Copy every line unchanged, from the start of the entries down to and including the line that contains "baud-rate-select[interactable]: 19200 ▼".

_GIVEN RECORDS_
╔══

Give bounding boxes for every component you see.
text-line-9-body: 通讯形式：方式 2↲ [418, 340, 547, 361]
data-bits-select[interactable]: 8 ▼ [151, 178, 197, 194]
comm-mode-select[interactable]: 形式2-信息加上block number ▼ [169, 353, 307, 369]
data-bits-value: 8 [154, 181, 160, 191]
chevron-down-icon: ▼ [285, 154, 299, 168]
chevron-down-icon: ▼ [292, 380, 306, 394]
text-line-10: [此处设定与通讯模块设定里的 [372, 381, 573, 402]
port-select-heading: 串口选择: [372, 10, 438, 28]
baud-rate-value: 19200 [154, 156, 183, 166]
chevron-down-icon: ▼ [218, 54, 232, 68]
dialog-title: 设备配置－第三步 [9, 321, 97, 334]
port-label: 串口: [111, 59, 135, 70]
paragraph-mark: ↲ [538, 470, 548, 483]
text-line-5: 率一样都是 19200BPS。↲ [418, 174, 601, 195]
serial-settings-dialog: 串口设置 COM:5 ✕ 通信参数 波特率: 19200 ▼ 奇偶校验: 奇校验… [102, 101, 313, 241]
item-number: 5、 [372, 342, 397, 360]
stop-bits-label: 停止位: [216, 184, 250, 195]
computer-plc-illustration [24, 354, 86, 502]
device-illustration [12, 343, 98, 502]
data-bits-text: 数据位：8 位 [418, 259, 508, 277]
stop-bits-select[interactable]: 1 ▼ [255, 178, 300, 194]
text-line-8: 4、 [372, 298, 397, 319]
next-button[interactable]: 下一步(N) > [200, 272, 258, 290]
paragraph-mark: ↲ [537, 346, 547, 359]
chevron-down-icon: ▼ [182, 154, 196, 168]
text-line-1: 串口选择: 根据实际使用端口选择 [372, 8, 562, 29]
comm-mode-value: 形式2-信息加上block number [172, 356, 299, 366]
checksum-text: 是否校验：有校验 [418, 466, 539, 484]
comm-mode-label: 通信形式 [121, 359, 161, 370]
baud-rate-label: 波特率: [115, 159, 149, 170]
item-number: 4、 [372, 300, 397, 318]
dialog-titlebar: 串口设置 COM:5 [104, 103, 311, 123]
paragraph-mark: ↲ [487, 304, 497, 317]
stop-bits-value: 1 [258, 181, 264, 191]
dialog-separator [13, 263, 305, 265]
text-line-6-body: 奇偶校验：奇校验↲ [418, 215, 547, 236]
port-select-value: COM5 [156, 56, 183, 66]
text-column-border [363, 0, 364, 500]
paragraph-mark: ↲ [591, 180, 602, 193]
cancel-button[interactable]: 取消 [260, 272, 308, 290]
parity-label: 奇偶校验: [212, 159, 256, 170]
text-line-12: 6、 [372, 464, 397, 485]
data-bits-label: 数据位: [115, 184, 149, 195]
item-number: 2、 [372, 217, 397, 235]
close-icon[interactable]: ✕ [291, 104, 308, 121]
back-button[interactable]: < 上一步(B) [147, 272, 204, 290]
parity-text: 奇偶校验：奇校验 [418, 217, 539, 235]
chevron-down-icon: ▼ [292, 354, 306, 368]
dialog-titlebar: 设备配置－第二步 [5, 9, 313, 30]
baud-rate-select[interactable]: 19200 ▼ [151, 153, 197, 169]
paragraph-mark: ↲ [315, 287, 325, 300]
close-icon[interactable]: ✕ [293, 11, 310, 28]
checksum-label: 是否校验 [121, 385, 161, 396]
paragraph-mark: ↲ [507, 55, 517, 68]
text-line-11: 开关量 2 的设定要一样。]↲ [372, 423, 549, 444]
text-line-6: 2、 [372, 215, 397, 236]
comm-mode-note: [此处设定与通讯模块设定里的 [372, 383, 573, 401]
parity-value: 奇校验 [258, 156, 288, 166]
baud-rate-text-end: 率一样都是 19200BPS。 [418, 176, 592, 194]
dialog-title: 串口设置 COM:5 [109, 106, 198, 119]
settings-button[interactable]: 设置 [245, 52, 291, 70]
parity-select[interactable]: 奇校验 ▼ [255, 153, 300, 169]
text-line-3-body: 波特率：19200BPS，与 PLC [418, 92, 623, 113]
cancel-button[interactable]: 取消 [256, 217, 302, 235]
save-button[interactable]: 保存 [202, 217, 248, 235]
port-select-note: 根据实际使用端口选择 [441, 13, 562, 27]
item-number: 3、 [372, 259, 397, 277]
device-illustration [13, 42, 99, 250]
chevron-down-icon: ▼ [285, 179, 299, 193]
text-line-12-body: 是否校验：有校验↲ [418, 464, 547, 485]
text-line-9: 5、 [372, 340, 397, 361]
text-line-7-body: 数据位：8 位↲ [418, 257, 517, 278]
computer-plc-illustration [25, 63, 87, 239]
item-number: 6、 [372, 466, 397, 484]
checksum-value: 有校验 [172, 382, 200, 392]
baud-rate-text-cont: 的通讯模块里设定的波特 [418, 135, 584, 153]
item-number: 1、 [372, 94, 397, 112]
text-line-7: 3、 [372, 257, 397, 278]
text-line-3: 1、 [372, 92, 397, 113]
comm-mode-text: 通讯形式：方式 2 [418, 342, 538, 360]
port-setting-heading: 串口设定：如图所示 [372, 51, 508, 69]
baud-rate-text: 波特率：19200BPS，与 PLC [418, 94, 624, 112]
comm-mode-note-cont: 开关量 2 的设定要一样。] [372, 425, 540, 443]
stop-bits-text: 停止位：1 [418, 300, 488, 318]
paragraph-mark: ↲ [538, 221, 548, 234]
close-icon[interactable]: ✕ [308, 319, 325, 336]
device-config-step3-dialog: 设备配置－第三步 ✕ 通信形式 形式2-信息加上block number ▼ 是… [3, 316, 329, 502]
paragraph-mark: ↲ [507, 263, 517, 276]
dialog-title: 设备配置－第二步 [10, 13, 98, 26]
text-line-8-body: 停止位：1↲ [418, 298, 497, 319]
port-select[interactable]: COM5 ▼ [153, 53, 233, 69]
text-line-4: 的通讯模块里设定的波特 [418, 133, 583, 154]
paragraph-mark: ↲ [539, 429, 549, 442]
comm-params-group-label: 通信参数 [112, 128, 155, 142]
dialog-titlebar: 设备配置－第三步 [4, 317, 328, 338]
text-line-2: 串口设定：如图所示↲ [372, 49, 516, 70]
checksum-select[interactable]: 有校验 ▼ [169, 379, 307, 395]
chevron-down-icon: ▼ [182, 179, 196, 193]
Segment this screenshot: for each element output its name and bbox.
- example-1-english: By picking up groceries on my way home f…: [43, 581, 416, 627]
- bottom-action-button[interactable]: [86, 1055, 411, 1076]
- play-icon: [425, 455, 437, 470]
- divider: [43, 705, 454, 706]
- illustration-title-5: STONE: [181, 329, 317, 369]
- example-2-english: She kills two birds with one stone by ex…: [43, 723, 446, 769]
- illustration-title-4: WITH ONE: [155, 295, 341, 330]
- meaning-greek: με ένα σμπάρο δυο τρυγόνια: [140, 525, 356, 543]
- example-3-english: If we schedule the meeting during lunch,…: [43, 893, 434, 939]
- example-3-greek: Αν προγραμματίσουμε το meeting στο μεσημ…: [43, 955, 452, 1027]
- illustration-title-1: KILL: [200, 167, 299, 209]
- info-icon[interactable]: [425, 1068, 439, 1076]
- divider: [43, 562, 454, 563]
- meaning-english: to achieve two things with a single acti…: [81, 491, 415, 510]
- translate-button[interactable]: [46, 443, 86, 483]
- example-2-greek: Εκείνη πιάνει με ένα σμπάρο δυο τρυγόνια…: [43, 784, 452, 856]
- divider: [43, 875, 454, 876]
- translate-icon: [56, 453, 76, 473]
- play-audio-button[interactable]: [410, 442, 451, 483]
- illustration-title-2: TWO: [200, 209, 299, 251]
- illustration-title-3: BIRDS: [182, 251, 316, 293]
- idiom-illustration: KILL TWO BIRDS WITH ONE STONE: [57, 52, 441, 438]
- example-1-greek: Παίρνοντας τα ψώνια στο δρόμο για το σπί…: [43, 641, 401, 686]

╚══

_CORRECT RESULT_
Give bounding boxes for every component you see.
text-line-9-body: 通讯形式：方式 2↲ [418, 340, 547, 361]
data-bits-select[interactable]: 8 ▼ [151, 178, 197, 194]
comm-mode-select[interactable]: 形式2-信息加上block number ▼ [169, 353, 307, 369]
data-bits-value: 8 [154, 181, 160, 191]
chevron-down-icon: ▼ [285, 154, 299, 168]
chevron-down-icon: ▼ [292, 380, 306, 394]
text-line-10: [此处设定与通讯模块设定里的 [372, 381, 573, 402]
port-select-heading: 串口选择: [372, 10, 438, 28]
baud-rate-value: 19200 [154, 156, 183, 166]
chevron-down-icon: ▼ [218, 54, 232, 68]
dialog-title: 设备配置－第三步 [9, 321, 97, 334]
port-label: 串口: [111, 59, 135, 70]
paragraph-mark: ↲ [538, 470, 548, 483]
text-line-5: 率一样都是 19200BPS。↲ [418, 174, 601, 195]
serial-settings-dialog: 串口设置 COM:5 ✕ 通信参数 波特率: 19200 ▼ 奇偶校验: 奇校验… [102, 101, 313, 241]
item-number: 5、 [372, 342, 397, 360]
stop-bits-label: 停止位: [216, 184, 250, 195]
computer-plc-illustration [24, 354, 86, 502]
device-illustration [12, 343, 98, 502]
data-bits-text: 数据位：8 位 [418, 259, 508, 277]
stop-bits-select[interactable]: 1 ▼ [255, 178, 300, 194]
text-line-8: 4、 [372, 298, 397, 319]
next-button[interactable]: 下一步(N) > [200, 272, 258, 290]
paragraph-mark: ↲ [537, 346, 547, 359]
chevron-down-icon: ▼ [182, 154, 196, 168]
text-line-1: 串口选择: 根据实际使用端口选择 [372, 8, 562, 29]
comm-mode-value: 形式2-信息加上block number [172, 356, 299, 366]
checksum-text: 是否校验：有校验 [418, 466, 539, 484]
comm-mode-label: 通信形式 [121, 359, 161, 370]
baud-rate-label: 波特率: [115, 159, 149, 170]
item-number: 4、 [372, 300, 397, 318]
dialog-titlebar: 串口设置 COM:5 [104, 103, 311, 123]
paragraph-mark: ↲ [487, 304, 497, 317]
stop-bits-value: 1 [258, 181, 264, 191]
dialog-separator [13, 263, 305, 265]
text-line-6-body: 奇偶校验：奇校验↲ [418, 215, 547, 236]
port-select-value: COM5 [156, 56, 183, 66]
text-column-border [363, 0, 364, 500]
paragraph-mark: ↲ [591, 180, 602, 193]
cancel-button[interactable]: 取消 [260, 272, 308, 290]
parity-label: 奇偶校验: [212, 159, 256, 170]
text-line-12: 6、 [372, 464, 397, 485]
data-bits-label: 数据位: [115, 184, 149, 195]
item-number: 2、 [372, 217, 397, 235]
close-icon[interactable]: ✕ [291, 104, 308, 121]
back-button[interactable]: < 上一步(B) [147, 272, 204, 290]
parity-text: 奇偶校验：奇校验 [418, 217, 539, 235]
chevron-down-icon: ▼ [292, 354, 306, 368]
dialog-titlebar: 设备配置－第二步 [5, 9, 313, 30]
baud-rate-select[interactable]: 19200 ▼ [151, 153, 197, 169]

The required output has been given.